Given records:

┌──

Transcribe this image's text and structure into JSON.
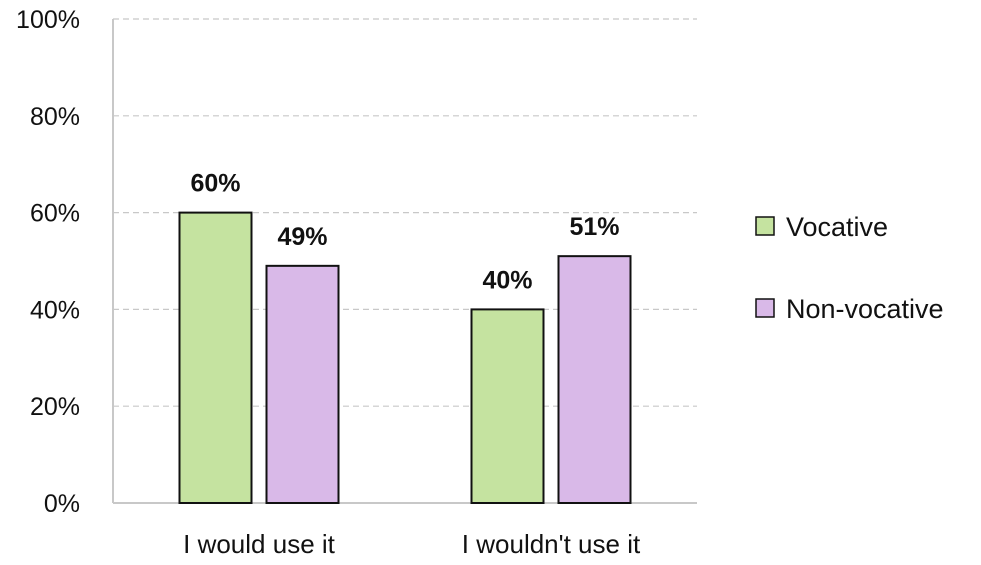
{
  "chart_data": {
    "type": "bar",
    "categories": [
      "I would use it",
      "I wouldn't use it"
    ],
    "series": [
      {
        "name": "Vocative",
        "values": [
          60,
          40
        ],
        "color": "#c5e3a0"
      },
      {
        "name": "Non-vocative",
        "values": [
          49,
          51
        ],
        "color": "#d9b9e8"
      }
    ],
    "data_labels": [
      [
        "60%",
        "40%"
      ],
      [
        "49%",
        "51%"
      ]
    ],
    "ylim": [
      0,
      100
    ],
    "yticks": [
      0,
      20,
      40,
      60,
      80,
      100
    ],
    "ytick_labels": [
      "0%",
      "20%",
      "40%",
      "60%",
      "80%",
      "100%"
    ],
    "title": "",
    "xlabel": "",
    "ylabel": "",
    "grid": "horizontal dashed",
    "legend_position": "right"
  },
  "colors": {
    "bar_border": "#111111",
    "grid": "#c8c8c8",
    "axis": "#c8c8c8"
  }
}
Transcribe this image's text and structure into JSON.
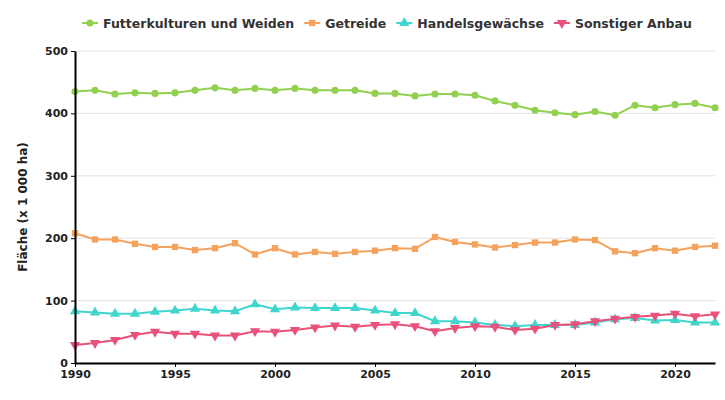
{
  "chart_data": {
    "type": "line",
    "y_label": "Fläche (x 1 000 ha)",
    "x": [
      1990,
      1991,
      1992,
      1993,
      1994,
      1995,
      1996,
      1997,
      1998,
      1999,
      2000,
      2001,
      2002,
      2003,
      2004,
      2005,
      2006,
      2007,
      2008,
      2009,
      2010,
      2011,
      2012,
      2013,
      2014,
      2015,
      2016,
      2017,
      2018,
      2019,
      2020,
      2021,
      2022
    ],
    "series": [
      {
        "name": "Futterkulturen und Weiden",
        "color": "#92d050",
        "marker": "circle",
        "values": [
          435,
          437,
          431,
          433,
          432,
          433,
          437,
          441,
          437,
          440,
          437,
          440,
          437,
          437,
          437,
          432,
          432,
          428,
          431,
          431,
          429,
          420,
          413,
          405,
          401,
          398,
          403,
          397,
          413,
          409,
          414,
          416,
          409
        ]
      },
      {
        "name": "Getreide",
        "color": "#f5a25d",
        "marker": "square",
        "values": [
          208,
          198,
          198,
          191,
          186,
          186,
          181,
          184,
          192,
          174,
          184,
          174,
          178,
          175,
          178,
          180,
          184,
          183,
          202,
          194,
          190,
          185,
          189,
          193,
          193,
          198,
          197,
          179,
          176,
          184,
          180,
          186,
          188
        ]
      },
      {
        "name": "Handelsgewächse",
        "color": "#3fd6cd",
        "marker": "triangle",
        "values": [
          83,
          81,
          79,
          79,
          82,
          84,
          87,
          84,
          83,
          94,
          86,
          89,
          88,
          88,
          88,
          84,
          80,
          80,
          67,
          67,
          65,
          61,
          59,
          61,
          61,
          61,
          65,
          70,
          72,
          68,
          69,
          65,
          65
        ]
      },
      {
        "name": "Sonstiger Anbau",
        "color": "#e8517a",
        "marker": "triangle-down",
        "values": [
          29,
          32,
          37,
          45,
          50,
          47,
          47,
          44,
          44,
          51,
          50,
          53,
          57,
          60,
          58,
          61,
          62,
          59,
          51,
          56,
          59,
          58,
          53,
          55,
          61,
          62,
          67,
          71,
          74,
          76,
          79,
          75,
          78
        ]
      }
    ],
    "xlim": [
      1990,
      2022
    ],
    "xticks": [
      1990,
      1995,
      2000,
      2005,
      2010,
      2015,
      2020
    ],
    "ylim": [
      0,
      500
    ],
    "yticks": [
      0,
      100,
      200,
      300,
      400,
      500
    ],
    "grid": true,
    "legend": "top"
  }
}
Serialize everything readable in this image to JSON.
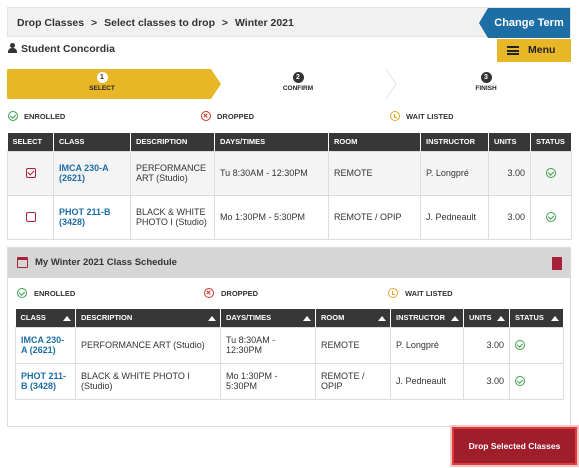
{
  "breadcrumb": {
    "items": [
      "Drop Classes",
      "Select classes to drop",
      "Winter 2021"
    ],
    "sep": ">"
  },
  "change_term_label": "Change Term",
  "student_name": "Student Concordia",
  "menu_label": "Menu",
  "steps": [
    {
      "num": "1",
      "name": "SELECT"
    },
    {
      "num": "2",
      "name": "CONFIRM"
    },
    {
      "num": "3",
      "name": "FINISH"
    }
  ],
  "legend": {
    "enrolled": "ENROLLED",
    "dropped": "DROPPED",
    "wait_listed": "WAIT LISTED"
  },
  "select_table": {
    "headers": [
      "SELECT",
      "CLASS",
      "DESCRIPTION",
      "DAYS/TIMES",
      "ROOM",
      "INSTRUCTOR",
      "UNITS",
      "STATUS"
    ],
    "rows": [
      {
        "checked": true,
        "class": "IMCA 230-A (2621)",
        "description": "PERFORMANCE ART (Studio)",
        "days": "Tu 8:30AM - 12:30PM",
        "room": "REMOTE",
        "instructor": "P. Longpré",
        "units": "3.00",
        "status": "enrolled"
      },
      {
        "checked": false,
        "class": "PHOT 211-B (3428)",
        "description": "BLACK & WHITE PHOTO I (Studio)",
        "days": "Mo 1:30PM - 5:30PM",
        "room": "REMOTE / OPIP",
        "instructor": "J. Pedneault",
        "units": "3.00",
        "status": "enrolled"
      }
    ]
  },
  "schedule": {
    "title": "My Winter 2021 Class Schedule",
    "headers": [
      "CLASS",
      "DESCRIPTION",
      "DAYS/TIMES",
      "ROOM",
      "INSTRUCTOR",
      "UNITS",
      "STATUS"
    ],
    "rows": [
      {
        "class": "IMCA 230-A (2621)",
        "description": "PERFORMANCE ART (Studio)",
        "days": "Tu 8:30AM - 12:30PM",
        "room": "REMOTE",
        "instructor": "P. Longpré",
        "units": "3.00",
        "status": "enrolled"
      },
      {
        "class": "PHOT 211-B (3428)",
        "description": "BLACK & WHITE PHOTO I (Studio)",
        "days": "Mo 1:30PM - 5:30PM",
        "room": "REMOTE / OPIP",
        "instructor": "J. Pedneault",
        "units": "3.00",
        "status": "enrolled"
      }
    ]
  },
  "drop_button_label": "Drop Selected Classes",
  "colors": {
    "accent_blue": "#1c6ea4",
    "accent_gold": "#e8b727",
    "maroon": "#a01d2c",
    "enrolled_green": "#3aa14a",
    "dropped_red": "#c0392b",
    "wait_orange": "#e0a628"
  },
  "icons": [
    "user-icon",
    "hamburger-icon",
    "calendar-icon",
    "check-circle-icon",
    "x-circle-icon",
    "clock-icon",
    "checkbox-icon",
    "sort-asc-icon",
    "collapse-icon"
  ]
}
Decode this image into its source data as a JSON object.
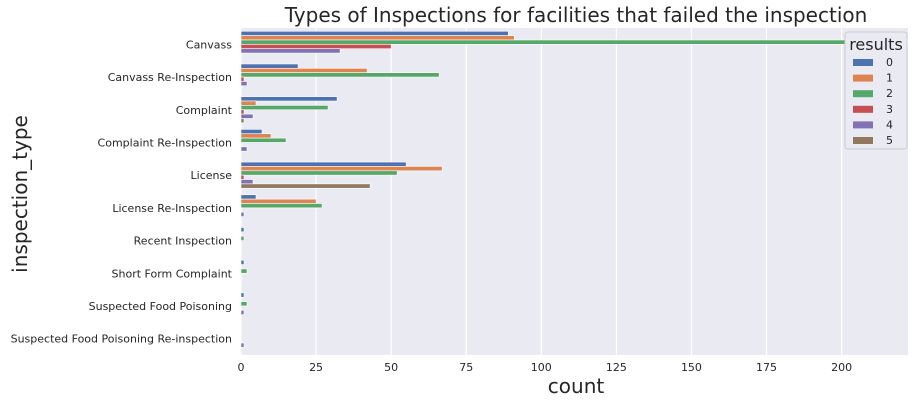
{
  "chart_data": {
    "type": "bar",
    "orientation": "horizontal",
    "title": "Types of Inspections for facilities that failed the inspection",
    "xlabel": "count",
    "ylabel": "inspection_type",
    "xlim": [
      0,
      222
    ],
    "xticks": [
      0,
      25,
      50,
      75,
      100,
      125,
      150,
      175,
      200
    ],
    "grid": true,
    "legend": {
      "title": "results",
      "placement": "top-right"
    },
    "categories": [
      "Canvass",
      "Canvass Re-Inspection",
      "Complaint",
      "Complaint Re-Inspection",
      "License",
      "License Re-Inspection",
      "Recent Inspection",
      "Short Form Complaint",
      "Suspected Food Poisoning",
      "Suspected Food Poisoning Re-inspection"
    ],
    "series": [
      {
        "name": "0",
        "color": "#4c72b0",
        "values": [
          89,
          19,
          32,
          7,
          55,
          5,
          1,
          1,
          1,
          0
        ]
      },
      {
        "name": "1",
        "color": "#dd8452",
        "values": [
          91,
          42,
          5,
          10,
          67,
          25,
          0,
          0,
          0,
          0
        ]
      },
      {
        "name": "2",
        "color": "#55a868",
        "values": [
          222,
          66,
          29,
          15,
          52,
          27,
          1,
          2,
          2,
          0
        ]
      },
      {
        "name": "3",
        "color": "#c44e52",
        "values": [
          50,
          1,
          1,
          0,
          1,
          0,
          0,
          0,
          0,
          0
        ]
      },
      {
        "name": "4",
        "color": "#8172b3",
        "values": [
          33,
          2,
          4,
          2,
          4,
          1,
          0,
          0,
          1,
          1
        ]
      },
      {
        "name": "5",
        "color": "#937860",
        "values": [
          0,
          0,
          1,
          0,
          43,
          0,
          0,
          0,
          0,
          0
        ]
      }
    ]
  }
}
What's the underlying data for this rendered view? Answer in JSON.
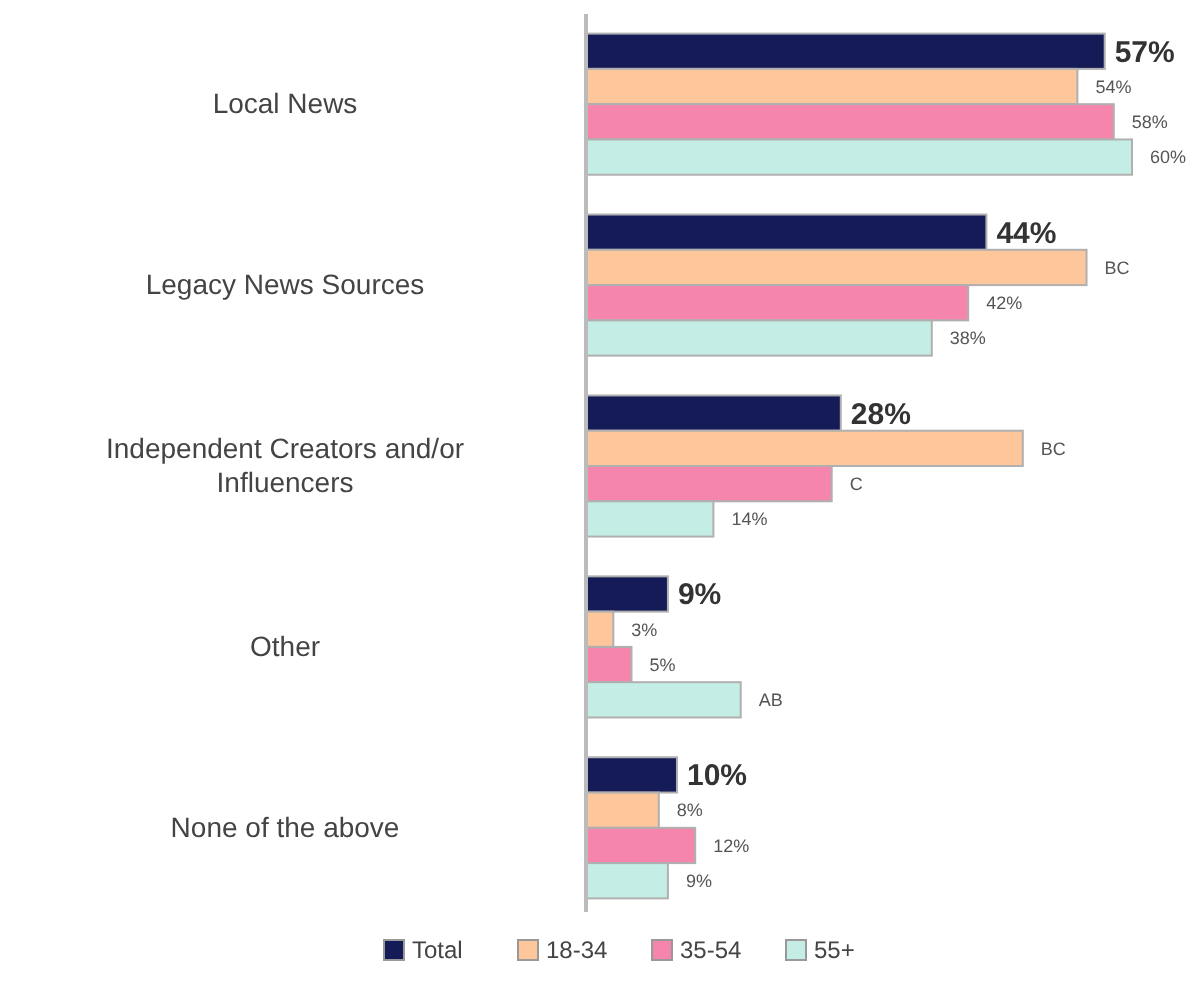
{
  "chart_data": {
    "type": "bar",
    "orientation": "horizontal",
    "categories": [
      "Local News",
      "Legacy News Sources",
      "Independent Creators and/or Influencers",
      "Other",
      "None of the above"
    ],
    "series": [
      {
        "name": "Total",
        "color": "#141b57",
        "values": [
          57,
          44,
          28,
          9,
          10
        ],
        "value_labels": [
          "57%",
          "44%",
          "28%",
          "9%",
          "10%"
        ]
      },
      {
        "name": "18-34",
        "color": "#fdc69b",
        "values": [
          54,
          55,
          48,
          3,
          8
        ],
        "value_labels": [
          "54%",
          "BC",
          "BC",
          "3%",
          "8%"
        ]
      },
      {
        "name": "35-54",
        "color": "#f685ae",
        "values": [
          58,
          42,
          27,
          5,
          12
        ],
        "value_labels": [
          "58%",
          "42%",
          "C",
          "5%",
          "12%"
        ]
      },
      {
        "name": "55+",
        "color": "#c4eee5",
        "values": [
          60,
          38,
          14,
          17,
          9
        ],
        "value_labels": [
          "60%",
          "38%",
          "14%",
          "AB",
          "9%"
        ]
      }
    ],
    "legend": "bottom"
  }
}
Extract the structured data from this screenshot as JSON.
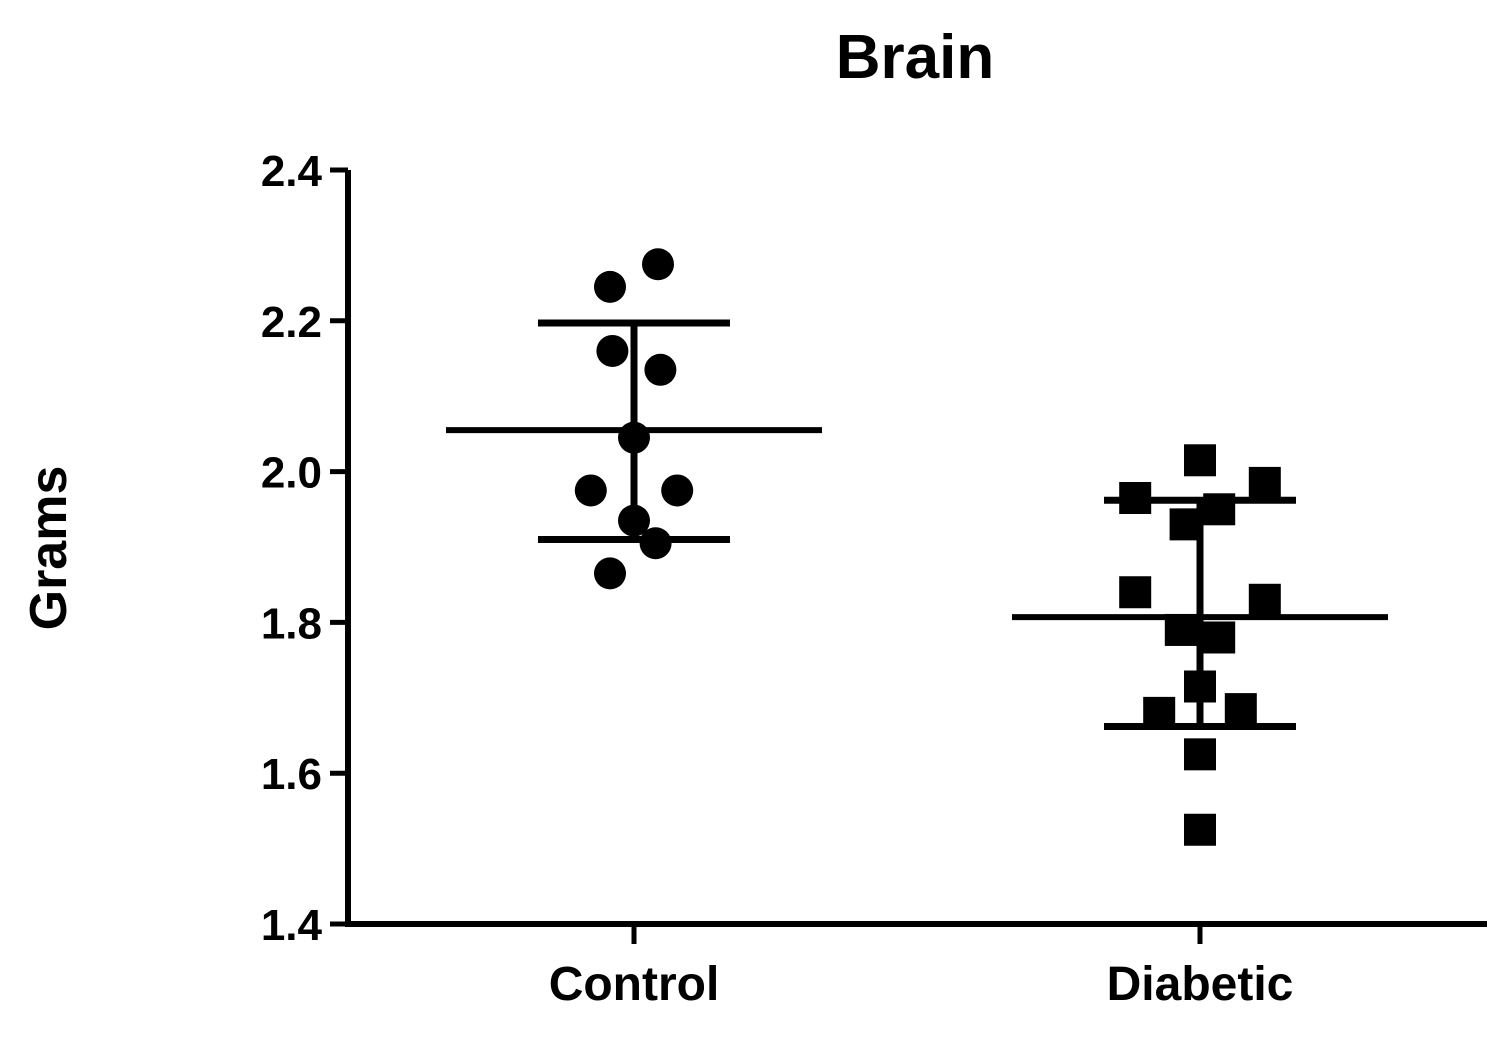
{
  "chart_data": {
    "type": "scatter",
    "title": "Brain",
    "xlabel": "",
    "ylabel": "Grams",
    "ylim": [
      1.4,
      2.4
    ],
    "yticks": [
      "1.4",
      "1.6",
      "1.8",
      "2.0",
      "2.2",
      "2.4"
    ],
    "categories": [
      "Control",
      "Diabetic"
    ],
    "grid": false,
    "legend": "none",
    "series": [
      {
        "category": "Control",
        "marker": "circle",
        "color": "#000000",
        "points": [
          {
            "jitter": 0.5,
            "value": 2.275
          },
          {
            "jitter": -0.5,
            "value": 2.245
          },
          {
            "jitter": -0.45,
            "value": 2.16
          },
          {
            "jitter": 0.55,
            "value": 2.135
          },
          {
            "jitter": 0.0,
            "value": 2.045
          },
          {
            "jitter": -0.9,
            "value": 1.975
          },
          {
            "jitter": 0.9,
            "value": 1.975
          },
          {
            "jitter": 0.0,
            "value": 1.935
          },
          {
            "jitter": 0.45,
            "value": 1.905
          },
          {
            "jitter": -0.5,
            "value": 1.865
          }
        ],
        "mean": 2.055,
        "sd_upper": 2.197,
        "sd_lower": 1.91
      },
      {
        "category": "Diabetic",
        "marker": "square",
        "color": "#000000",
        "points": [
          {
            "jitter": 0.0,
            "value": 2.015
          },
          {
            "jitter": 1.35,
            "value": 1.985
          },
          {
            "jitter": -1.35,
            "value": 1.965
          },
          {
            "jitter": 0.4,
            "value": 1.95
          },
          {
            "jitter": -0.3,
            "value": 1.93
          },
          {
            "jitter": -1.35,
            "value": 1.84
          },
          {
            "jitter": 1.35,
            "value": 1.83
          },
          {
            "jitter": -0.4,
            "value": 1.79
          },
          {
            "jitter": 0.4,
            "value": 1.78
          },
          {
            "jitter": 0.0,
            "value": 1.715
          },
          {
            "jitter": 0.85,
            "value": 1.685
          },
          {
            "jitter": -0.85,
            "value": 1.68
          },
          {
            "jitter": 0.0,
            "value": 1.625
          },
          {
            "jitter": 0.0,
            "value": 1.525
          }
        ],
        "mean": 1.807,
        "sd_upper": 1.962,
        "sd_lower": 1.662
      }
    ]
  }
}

└──

Problem to work on:
In the listing above, find each line with the word "circle" and copy it.

Reply:
        "marker": "circle",
    "check-circle-icon",
    "x-circle-icon",
        "marker": "circle",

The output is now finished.